— Start of Rows —

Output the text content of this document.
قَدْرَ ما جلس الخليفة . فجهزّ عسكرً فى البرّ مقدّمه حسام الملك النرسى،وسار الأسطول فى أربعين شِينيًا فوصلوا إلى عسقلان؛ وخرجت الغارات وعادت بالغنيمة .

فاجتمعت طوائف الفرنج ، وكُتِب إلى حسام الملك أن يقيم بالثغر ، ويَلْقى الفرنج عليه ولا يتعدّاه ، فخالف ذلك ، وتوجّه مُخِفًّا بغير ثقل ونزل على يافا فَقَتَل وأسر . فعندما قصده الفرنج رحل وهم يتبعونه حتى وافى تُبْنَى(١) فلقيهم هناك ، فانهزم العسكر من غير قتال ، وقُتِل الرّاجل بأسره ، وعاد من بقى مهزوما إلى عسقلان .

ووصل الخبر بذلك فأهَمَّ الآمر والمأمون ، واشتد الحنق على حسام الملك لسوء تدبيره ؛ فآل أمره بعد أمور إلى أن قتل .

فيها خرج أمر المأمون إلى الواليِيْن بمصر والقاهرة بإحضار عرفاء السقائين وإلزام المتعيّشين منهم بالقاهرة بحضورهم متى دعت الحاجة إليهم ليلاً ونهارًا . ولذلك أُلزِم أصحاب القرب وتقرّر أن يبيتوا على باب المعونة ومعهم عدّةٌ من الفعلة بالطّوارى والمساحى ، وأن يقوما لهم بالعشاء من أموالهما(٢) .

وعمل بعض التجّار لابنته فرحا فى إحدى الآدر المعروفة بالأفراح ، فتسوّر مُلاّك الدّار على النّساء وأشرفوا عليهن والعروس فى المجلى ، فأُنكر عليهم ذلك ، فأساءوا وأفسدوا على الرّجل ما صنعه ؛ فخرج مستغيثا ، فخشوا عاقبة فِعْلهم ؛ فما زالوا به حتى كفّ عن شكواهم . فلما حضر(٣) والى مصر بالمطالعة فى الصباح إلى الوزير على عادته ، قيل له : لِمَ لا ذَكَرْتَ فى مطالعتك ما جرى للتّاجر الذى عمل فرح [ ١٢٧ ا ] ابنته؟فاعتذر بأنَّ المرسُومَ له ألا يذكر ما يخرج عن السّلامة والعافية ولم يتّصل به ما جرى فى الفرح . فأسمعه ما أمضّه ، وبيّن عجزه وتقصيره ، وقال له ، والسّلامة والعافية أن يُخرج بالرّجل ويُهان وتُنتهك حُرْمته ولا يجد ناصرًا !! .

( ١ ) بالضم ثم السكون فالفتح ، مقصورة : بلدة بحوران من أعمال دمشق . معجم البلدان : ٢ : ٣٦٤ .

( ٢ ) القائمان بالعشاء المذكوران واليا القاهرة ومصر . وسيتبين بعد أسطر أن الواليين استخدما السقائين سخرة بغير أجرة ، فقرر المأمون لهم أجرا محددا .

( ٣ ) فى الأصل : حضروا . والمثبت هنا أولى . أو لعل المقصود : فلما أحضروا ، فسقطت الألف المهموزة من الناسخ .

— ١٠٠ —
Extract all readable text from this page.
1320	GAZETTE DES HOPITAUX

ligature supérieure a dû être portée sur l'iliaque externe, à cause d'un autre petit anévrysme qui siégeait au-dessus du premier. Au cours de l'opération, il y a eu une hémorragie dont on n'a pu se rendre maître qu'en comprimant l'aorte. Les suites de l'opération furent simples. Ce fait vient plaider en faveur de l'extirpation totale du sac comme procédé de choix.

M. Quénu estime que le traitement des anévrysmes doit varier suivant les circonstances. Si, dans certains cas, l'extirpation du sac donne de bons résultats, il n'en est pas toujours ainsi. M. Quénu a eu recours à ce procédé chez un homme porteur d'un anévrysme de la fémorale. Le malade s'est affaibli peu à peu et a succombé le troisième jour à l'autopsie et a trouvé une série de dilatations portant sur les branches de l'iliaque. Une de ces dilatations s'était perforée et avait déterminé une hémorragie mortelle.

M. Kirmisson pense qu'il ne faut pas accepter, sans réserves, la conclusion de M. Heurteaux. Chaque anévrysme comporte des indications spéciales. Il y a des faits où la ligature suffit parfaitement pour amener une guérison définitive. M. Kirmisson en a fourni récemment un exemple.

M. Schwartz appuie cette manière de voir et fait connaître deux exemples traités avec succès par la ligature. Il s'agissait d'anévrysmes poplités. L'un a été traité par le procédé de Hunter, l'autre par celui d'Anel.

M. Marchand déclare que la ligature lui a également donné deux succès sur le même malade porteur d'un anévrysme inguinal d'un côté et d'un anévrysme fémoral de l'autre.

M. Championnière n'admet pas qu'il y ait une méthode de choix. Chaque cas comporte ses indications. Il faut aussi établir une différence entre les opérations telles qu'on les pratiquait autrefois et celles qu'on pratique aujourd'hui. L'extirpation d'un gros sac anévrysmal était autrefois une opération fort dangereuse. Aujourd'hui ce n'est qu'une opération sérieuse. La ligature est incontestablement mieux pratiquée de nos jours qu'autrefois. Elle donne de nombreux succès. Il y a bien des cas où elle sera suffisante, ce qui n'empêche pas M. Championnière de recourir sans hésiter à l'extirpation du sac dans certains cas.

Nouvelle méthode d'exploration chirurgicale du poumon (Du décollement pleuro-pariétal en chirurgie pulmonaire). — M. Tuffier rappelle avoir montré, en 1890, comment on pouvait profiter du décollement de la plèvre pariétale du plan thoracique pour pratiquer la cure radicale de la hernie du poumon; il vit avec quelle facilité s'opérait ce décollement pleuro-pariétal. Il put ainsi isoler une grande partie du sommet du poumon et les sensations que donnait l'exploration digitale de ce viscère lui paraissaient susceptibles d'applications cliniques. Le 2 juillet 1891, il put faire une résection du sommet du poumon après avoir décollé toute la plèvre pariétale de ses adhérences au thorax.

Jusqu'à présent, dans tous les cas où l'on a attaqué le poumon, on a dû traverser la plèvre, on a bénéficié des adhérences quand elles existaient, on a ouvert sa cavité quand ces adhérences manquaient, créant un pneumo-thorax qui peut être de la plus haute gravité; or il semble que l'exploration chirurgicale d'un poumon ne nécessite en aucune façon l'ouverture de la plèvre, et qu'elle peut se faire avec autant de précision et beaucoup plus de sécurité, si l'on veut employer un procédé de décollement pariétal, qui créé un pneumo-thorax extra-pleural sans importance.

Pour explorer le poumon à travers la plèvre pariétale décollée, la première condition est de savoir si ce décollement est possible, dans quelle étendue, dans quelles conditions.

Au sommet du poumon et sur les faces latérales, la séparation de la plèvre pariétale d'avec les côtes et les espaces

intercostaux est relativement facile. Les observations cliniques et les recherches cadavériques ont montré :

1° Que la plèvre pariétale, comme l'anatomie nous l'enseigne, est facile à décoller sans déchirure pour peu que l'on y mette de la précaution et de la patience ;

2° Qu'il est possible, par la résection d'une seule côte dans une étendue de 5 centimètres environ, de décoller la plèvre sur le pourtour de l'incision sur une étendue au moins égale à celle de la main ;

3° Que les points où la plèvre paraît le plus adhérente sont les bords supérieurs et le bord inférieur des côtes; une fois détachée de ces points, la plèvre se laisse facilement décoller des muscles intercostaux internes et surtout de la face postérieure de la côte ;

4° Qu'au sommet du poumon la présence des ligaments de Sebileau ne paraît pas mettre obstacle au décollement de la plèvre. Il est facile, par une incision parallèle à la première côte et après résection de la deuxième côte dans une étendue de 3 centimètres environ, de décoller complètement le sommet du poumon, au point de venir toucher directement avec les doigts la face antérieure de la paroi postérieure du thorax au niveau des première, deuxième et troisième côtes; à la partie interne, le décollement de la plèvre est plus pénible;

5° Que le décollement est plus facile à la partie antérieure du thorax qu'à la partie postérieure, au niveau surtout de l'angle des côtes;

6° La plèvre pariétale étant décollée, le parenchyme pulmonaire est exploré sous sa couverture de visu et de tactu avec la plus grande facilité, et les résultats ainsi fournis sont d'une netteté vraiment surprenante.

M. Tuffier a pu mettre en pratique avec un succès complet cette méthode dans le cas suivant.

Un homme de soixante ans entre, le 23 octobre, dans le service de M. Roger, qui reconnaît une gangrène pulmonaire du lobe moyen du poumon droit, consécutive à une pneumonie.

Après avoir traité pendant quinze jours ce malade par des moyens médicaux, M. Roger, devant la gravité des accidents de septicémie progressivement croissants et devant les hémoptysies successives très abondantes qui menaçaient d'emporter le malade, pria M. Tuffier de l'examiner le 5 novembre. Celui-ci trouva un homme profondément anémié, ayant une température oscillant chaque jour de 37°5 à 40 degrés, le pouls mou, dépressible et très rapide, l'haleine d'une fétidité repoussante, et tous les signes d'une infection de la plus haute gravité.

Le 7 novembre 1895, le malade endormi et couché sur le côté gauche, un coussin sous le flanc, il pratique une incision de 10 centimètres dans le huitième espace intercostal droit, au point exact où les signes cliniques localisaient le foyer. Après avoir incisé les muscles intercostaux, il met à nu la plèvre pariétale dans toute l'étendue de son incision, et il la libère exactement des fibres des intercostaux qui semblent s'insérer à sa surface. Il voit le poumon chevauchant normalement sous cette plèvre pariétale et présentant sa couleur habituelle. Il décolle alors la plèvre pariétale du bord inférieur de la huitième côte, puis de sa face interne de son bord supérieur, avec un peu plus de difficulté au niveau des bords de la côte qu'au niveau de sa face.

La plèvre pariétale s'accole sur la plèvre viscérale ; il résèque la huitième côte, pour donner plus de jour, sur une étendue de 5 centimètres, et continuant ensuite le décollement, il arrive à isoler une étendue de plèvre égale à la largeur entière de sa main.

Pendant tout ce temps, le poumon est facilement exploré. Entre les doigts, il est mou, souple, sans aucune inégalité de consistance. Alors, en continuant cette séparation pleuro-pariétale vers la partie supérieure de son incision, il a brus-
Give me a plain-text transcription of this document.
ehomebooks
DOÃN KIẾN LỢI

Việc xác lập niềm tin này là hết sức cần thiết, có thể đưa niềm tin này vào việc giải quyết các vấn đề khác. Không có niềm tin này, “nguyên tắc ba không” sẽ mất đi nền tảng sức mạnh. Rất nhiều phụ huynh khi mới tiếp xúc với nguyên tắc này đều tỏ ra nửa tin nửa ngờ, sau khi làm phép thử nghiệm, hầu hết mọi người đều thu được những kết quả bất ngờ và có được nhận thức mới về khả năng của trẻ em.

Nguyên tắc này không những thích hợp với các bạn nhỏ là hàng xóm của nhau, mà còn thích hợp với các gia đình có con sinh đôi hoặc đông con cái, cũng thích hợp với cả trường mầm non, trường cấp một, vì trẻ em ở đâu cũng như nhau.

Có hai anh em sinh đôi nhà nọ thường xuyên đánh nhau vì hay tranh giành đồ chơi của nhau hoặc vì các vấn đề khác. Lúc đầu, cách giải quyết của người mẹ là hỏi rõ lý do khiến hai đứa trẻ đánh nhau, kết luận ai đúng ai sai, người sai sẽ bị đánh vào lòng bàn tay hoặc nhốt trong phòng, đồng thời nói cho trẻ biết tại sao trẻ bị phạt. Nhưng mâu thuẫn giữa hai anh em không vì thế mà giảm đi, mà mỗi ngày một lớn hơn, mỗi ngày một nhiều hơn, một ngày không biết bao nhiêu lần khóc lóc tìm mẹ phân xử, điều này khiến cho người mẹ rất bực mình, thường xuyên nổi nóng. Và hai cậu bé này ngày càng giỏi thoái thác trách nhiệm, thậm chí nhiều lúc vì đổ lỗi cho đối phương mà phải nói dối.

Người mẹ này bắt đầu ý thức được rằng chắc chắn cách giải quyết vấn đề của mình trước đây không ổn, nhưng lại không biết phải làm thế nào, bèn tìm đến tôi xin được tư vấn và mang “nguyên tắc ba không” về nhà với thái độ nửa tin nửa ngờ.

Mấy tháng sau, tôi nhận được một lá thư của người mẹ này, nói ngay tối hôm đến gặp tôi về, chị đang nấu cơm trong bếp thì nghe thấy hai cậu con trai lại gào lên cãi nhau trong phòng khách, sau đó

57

— End of Rows —

Find the count of lines in the data above where the string "adhérences" occurs. Provide that number alone.

2